▶ **How to complete this task**: Show every line of the data that contains the string "arrangeras".

Exercise data Block Start

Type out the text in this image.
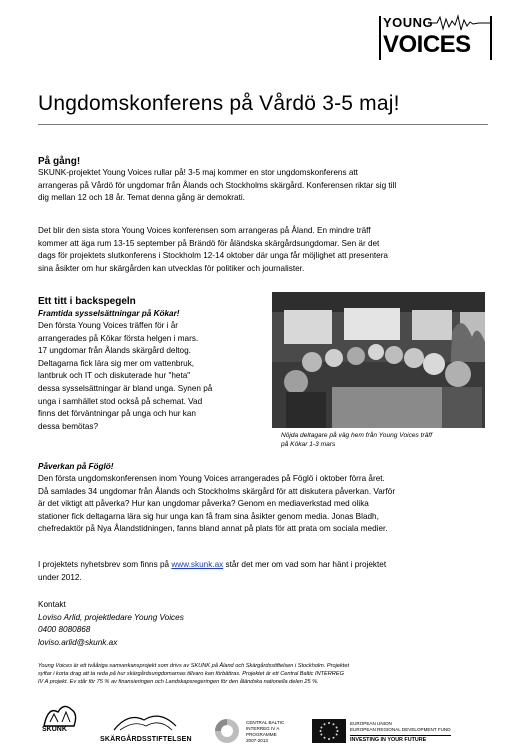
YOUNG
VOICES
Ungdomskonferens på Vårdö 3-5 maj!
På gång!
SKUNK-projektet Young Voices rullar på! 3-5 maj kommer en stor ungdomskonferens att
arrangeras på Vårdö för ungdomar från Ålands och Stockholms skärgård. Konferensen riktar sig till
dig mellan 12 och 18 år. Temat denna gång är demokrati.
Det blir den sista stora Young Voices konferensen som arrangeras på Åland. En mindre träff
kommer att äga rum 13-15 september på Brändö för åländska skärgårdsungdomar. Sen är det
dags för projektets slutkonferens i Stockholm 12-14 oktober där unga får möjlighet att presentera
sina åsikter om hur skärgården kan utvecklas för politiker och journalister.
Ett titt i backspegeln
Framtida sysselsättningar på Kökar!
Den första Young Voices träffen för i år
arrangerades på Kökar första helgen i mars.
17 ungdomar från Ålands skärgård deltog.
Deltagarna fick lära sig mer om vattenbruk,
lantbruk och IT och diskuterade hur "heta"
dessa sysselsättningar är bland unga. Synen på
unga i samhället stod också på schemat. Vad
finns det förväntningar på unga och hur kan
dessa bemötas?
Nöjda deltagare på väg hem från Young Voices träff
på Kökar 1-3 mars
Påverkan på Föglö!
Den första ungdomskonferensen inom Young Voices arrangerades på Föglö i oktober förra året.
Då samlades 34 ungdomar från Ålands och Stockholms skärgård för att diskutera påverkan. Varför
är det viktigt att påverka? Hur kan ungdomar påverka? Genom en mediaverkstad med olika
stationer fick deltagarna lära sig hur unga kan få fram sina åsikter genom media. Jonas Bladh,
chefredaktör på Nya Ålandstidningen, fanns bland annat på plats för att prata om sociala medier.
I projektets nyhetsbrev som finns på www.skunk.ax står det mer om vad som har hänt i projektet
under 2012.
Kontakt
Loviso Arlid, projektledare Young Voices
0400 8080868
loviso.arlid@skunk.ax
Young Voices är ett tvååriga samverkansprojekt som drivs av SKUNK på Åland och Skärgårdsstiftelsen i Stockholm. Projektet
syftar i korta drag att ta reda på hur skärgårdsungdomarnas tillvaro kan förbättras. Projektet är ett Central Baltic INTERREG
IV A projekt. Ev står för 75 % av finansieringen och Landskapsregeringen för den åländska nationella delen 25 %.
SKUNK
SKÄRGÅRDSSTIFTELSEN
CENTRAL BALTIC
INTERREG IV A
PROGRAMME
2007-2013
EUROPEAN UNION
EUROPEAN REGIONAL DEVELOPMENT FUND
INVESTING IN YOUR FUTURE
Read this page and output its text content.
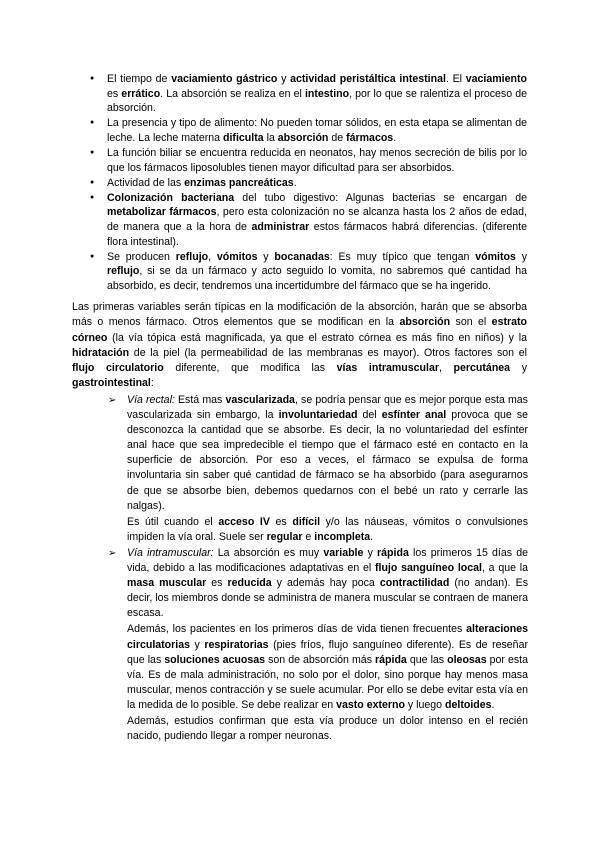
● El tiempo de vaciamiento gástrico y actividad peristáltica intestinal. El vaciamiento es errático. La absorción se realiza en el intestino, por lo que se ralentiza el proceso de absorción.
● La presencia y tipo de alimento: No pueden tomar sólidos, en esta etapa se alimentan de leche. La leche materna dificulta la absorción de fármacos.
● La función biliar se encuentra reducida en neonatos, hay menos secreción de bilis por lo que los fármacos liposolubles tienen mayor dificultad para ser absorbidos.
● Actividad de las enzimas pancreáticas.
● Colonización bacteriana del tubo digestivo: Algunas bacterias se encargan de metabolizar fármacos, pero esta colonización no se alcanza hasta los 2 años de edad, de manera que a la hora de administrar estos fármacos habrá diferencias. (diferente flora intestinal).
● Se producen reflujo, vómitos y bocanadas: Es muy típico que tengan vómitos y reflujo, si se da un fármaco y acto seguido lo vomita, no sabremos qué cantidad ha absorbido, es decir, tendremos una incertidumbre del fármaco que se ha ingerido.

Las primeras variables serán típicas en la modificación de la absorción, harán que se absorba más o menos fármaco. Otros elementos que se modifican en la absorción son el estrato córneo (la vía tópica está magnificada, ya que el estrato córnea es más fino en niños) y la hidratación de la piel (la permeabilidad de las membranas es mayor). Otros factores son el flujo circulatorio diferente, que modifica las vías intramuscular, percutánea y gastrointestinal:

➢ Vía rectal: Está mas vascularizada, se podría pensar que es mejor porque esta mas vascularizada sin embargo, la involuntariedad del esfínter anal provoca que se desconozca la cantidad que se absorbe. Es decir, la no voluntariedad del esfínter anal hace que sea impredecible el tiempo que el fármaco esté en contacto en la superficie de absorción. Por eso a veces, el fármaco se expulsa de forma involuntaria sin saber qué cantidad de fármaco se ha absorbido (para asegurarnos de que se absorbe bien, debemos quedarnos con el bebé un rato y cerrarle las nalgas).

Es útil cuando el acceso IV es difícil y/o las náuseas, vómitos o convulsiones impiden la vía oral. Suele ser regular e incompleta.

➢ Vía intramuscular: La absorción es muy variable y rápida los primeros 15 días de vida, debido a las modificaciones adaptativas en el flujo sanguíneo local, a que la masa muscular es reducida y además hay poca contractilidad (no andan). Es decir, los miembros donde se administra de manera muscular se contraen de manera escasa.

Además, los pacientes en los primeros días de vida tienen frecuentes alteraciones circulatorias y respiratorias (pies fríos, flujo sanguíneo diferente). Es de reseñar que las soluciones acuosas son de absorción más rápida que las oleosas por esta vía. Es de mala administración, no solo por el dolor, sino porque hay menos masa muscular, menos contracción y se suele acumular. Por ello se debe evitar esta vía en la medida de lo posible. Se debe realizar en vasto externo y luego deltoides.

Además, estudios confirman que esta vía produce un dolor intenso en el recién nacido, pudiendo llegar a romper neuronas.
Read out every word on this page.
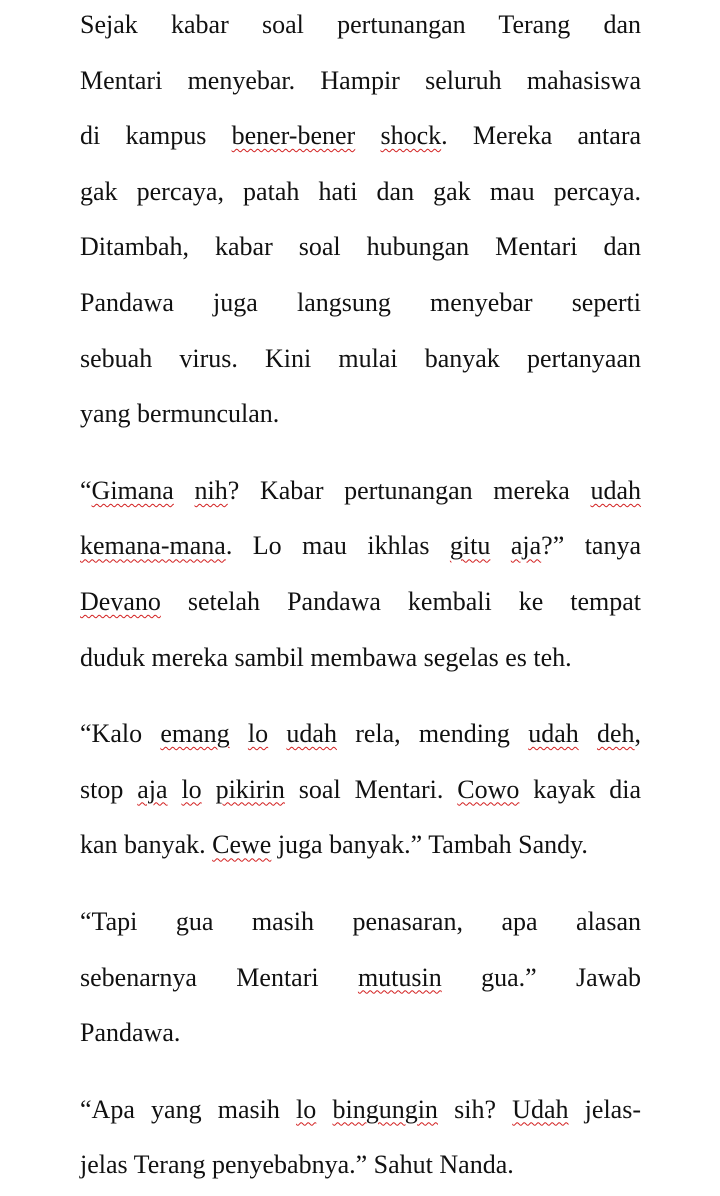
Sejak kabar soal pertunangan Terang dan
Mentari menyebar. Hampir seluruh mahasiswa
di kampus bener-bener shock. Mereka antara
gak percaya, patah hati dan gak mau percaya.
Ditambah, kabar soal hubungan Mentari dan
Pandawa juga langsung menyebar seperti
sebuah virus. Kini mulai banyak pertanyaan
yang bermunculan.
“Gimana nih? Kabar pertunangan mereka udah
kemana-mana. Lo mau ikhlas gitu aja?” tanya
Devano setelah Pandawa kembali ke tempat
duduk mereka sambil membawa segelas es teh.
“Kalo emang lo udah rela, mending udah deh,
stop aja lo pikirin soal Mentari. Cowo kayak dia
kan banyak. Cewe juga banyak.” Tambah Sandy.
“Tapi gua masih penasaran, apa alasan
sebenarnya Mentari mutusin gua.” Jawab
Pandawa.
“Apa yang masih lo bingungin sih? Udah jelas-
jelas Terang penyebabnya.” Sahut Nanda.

Exercise data Block End
Exercise data Block Start

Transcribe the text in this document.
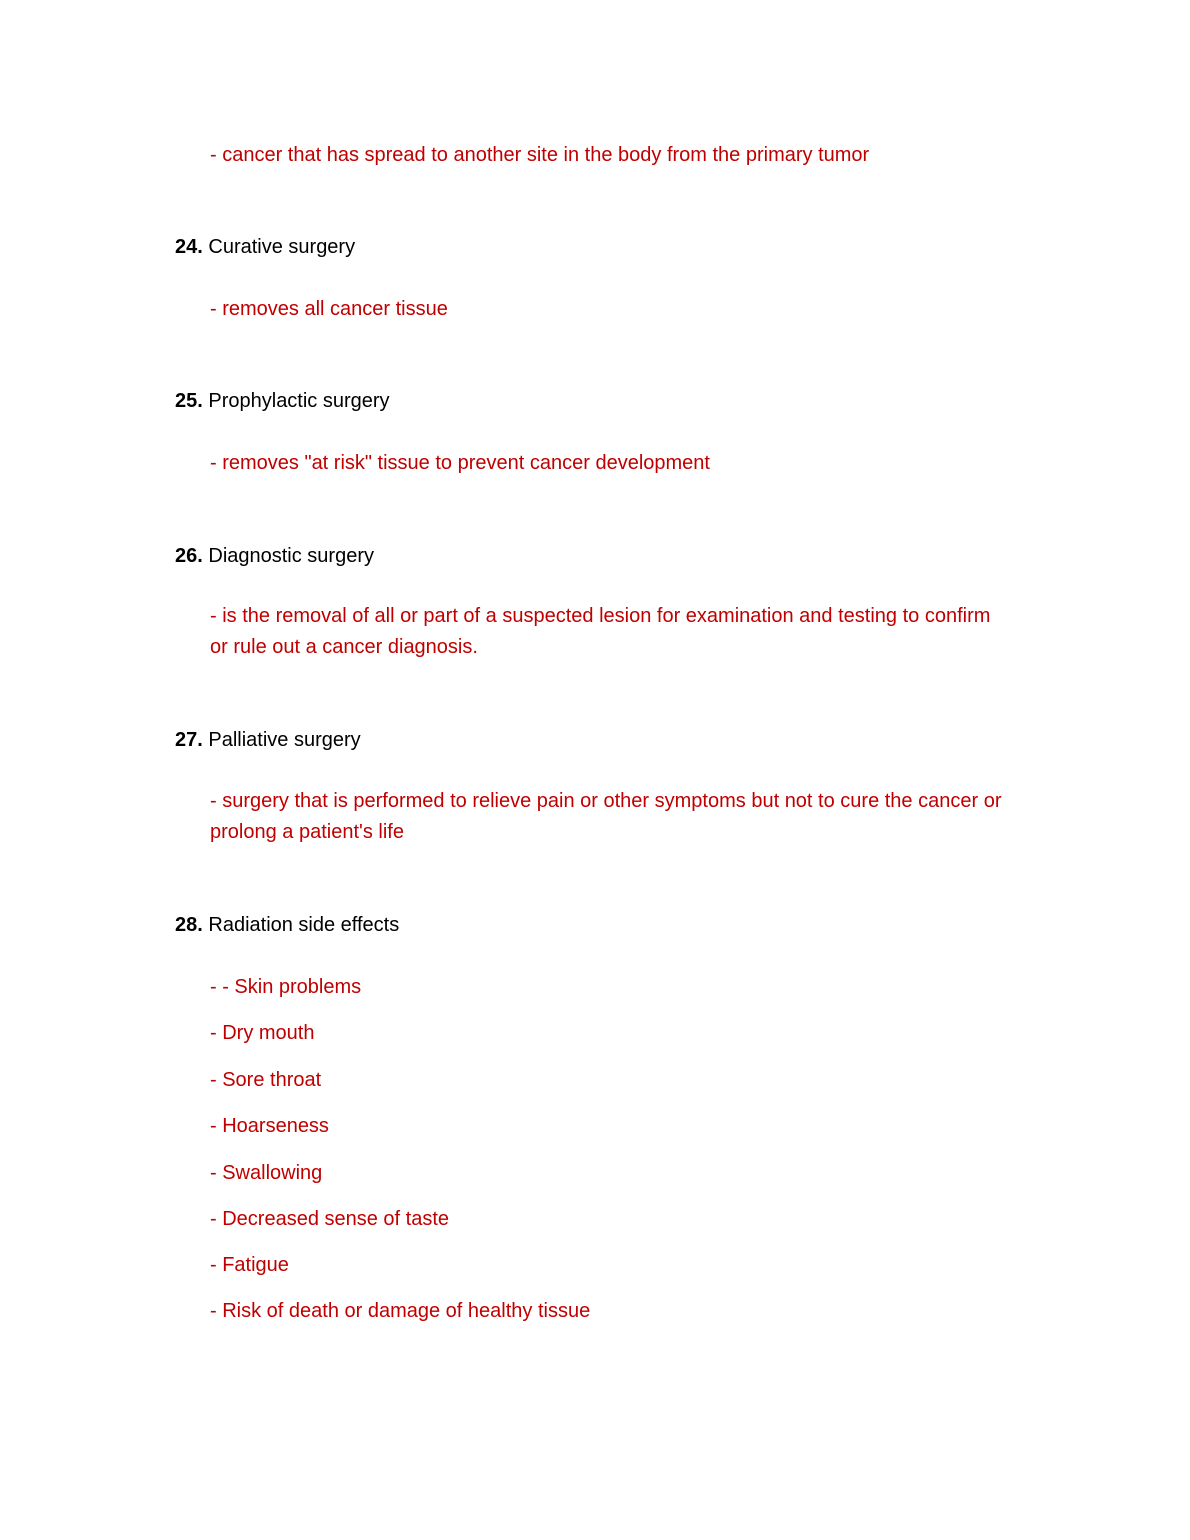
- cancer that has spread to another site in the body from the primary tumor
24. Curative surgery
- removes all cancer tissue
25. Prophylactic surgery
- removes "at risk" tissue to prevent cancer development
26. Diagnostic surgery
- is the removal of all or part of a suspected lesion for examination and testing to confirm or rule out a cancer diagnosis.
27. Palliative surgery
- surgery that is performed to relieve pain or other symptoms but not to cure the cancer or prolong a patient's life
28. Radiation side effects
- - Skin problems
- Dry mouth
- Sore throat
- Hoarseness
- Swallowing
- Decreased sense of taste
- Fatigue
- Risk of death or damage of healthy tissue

Exercise data Block End
Exercise data Block Start

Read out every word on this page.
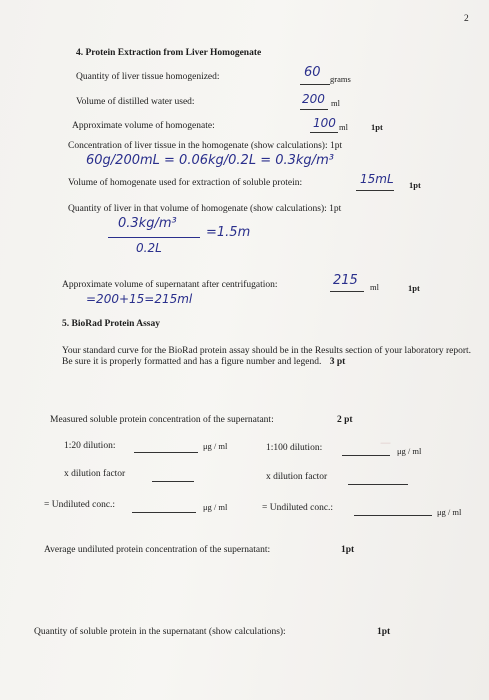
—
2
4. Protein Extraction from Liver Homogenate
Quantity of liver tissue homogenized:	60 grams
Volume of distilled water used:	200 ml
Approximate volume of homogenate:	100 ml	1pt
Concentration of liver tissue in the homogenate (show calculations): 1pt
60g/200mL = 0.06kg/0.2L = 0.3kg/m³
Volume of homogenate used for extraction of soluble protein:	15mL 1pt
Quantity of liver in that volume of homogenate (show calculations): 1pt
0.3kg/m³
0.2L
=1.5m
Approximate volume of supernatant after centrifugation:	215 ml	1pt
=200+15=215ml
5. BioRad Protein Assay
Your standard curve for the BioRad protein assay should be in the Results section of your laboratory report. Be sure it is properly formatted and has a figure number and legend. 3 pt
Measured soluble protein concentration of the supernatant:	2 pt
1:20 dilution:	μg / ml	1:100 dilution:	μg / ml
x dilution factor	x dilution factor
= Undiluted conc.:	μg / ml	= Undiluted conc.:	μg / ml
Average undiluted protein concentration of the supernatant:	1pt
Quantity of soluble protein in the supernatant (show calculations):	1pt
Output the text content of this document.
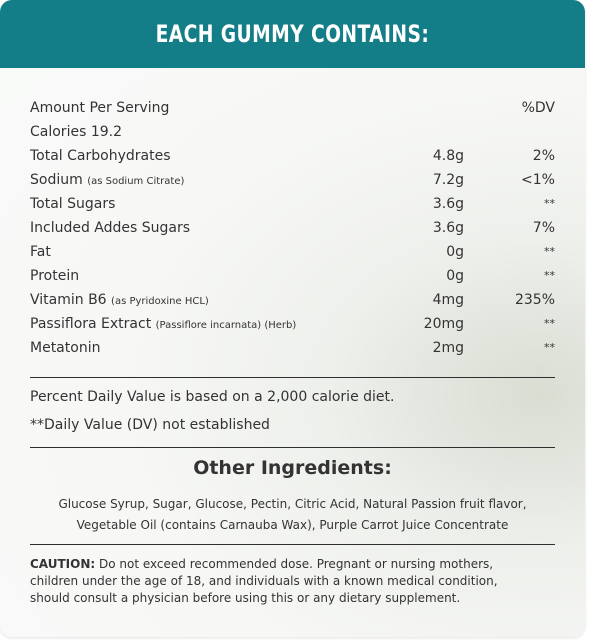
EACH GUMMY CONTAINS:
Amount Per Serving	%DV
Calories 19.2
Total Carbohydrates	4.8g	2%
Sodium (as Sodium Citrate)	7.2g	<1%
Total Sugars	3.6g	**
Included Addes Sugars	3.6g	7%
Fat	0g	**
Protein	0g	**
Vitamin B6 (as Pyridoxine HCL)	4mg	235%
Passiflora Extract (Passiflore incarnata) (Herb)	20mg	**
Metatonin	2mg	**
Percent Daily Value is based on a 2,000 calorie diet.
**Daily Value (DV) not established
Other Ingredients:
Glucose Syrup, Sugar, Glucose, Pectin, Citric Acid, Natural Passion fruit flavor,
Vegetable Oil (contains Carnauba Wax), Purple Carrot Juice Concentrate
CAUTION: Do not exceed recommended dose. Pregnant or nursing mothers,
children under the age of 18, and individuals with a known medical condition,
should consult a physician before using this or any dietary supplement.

Exercise data Block End

▶ **Solved problem**:
arrangeras på Vårdö för ungdomar från Ålands och Stockholms skärgård. Konferensen riktar sig till
Det blir den sista stora Young Voices konferensen som arrangeras på Åland. En mindre träff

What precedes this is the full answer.